▶ _GIVEN TASK_: Set down every line of the records below verbatim, leaving out the pictures.

-- START OF RECORDED DATA --

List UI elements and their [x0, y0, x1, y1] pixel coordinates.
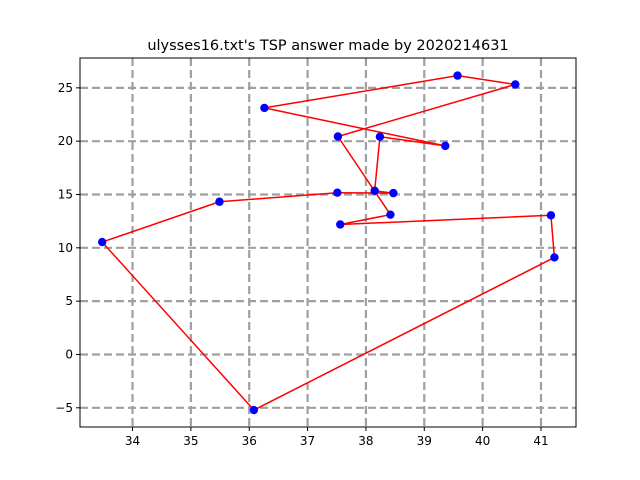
x-tick-label: 41 — [533, 434, 548, 448]
y-tick-label: 15 — [58, 188, 73, 202]
route-segment — [379, 135, 447, 147]
route-segment — [101, 241, 255, 411]
x-tick-label: 36 — [242, 434, 257, 448]
chart-title: ulysses16.txt's TSP answer made by 20202… — [147, 38, 508, 54]
route-segment — [253, 256, 556, 411]
city-point — [511, 80, 520, 89]
city-point — [215, 197, 224, 206]
x-tick-label: 35 — [183, 434, 198, 448]
route-segment — [263, 107, 447, 147]
axes — [79, 57, 577, 428]
city-point — [441, 141, 450, 151]
y-tick-label: 20 — [58, 134, 73, 148]
city-point — [375, 132, 385, 141]
city-point — [386, 210, 395, 219]
city-point — [550, 253, 559, 262]
route-segment — [337, 83, 517, 138]
x-tick-label: 39 — [417, 434, 432, 448]
city-point — [453, 71, 462, 80]
route-segment — [550, 214, 556, 259]
city-point — [333, 132, 343, 141]
city-point — [260, 103, 269, 113]
y-axis-ticks: −5 0 5 10 15 20 25 — [55, 81, 80, 415]
city-point — [336, 220, 345, 229]
city-point — [546, 211, 556, 220]
route-segment — [339, 214, 552, 226]
route-segment — [373, 135, 381, 192]
x-tick-label: 34 — [125, 434, 140, 448]
route-segment — [456, 74, 517, 86]
route-lines — [101, 74, 556, 411]
route-segment — [218, 191, 339, 203]
route-segment — [101, 201, 221, 243]
y-tick-label: −5 — [55, 401, 73, 415]
city-point — [97, 237, 107, 247]
y-tick-label: 5 — [65, 294, 73, 308]
x-axis-ticks: 34 35 36 37 38 39 40 41 — [125, 427, 549, 448]
y-tick-label: 10 — [58, 241, 73, 255]
x-tick-label: 38 — [358, 434, 373, 448]
route-segment — [339, 213, 392, 226]
city-point — [370, 186, 379, 195]
y-tick-label: 0 — [65, 347, 73, 361]
plot-frame — [79, 57, 577, 428]
city-points — [97, 71, 559, 415]
city-point — [333, 188, 342, 197]
city-point — [389, 188, 398, 198]
y-tick-label: 25 — [58, 81, 73, 95]
grid — [80, 58, 576, 427]
city-point — [249, 405, 259, 415]
route-segment — [263, 74, 459, 109]
route-segment — [337, 135, 392, 216]
x-tick-label: 37 — [300, 434, 315, 448]
x-tick-label: 40 — [475, 434, 490, 448]
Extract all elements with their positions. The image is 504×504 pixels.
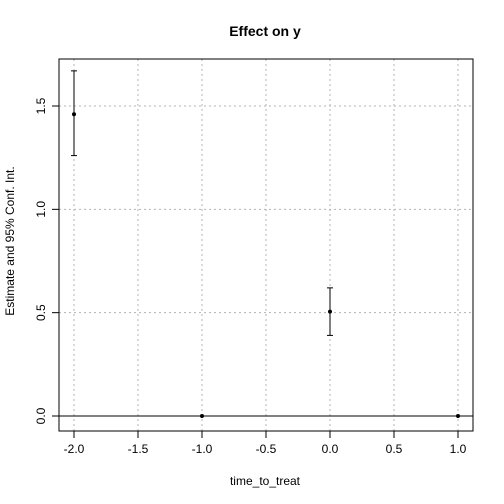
estimate-point — [328, 309, 332, 314]
data-series — [59, 70, 473, 418]
chart-title: Effect on y — [229, 23, 301, 39]
estimate-point — [200, 414, 204, 418]
estimate-point — [456, 414, 460, 418]
x-tick-label: -1.5 — [128, 442, 149, 456]
y-tick-label: 0.0 — [34, 407, 48, 424]
x-tick-label: 1.0 — [450, 442, 467, 456]
estimate-point — [72, 112, 76, 117]
x-tick-label: -0.5 — [256, 442, 277, 456]
axes: -2.0 -1.5 -1.0 -0.5 0.0 0.5 1.0 0.0 0.5 1.0 1.5 — [34, 97, 467, 456]
x-tick-label: -2.0 — [64, 442, 85, 456]
y-tick-label: 0.5 — [34, 304, 48, 321]
x-tick-label: -1.0 — [192, 442, 213, 456]
y-tick-label: 1.5 — [34, 97, 48, 114]
x-tick-label: 0.0 — [322, 442, 339, 456]
x-tick-label: 0.5 — [386, 442, 403, 456]
y-axis-label: Estimate and 95% Conf. Int. — [3, 166, 17, 315]
grid — [59, 59, 473, 431]
x-axis-label: time_to_treat — [230, 474, 301, 488]
plot-frame — [58, 58, 474, 432]
y-tick-label: 1.0 — [34, 201, 48, 218]
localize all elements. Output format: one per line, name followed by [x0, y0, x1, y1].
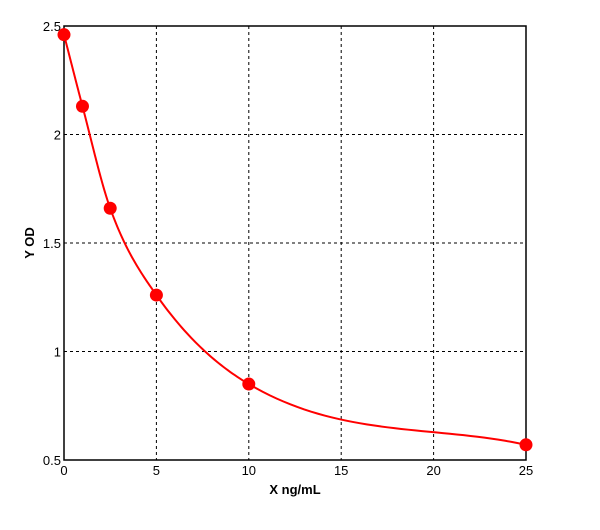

-- END OF RECORDED DATA --

▶ _RESPONSE_:
List UI elements and their [x0, y0, x1, y1] pixel coordinates.
x-tick-label: 41 — [533, 434, 548, 448]
y-tick-label: 15 — [58, 188, 73, 202]
route-segment — [379, 135, 447, 147]
route-segment — [101, 241, 255, 411]
x-tick-label: 36 — [242, 434, 257, 448]
chart-title: ulysses16.txt's TSP answer made by 20202… — [147, 38, 508, 54]
route-segment — [253, 256, 556, 411]
city-point — [511, 80, 520, 89]
city-point — [215, 197, 224, 206]
x-tick-label: 35 — [183, 434, 198, 448]
route-segment — [263, 107, 447, 147]
axes — [79, 57, 577, 428]
city-point — [441, 141, 450, 151]
y-tick-label: 20 — [58, 134, 73, 148]
city-point — [375, 132, 385, 141]
city-point — [386, 210, 395, 219]
city-point — [550, 253, 559, 262]
route-segment — [337, 83, 517, 138]
x-tick-label: 39 — [417, 434, 432, 448]
city-point — [453, 71, 462, 80]
route-segment — [550, 214, 556, 259]
city-point — [333, 132, 343, 141]
city-point — [260, 103, 269, 113]
y-axis-ticks: −5 0 5 10 15 20 25 — [55, 81, 80, 415]
city-point — [336, 220, 345, 229]
city-point — [546, 211, 556, 220]
route-segment — [339, 214, 552, 226]
route-segment — [373, 135, 381, 192]
x-tick-label: 34 — [125, 434, 140, 448]
route-segment — [456, 74, 517, 86]
route-lines — [101, 74, 556, 411]
route-segment — [218, 191, 339, 203]
route-segment — [101, 201, 221, 243]
y-tick-label: −5 — [55, 401, 73, 415]
city-point — [97, 237, 107, 247]
y-tick-label: 5 — [65, 294, 73, 308]
x-axis-ticks: 34 35 36 37 38 39 40 41 — [125, 427, 549, 448]
y-tick-label: 10 — [58, 241, 73, 255]
x-tick-label: 38 — [358, 434, 373, 448]
route-segment — [339, 213, 392, 226]
city-point — [370, 186, 379, 195]
y-tick-label: 0 — [65, 347, 73, 361]
plot-frame — [79, 57, 577, 428]
city-points — [97, 71, 559, 415]
city-point — [333, 188, 342, 197]
city-point — [389, 188, 398, 198]
y-tick-label: 25 — [58, 81, 73, 95]
grid — [80, 58, 576, 427]
city-point — [249, 405, 259, 415]
route-segment — [263, 74, 459, 109]
route-segment — [337, 135, 392, 216]
x-tick-label: 37 — [300, 434, 315, 448]
x-tick-label: 40 — [475, 434, 490, 448]
Extract all elements with their positions. The image is 504×504 pixels.
estimate-point — [328, 309, 332, 314]
data-series — [59, 70, 473, 418]
chart-title: Effect on y — [229, 23, 301, 39]
estimate-point — [200, 414, 204, 418]
estimate-point — [456, 414, 460, 418]
x-tick-label: -1.5 — [128, 442, 149, 456]
y-tick-label: 0.0 — [34, 407, 48, 424]
x-tick-label: 1.0 — [450, 442, 467, 456]
estimate-point — [72, 112, 76, 117]
x-tick-label: -0.5 — [256, 442, 277, 456]
axes: -2.0 -1.5 -1.0 -0.5 0.0 0.5 1.0 0.0 0.5 1.0 1.5 — [34, 97, 467, 456]
x-tick-label: -2.0 — [64, 442, 85, 456]
y-tick-label: 0.5 — [34, 304, 48, 321]
x-tick-label: -1.0 — [192, 442, 213, 456]
y-tick-label: 1.5 — [34, 97, 48, 114]
x-tick-label: 0.0 — [322, 442, 339, 456]
x-tick-label: 0.5 — [386, 442, 403, 456]
y-axis-label: Estimate and 95% Conf. Int. — [3, 166, 17, 315]
grid — [59, 59, 473, 431]
x-axis-label: time_to_treat — [230, 474, 301, 488]
plot-frame — [58, 58, 474, 432]
y-tick-label: 1.0 — [34, 201, 48, 218]
localize all elements. Output format: one per line, name followed by [x0, y0, x1, y1].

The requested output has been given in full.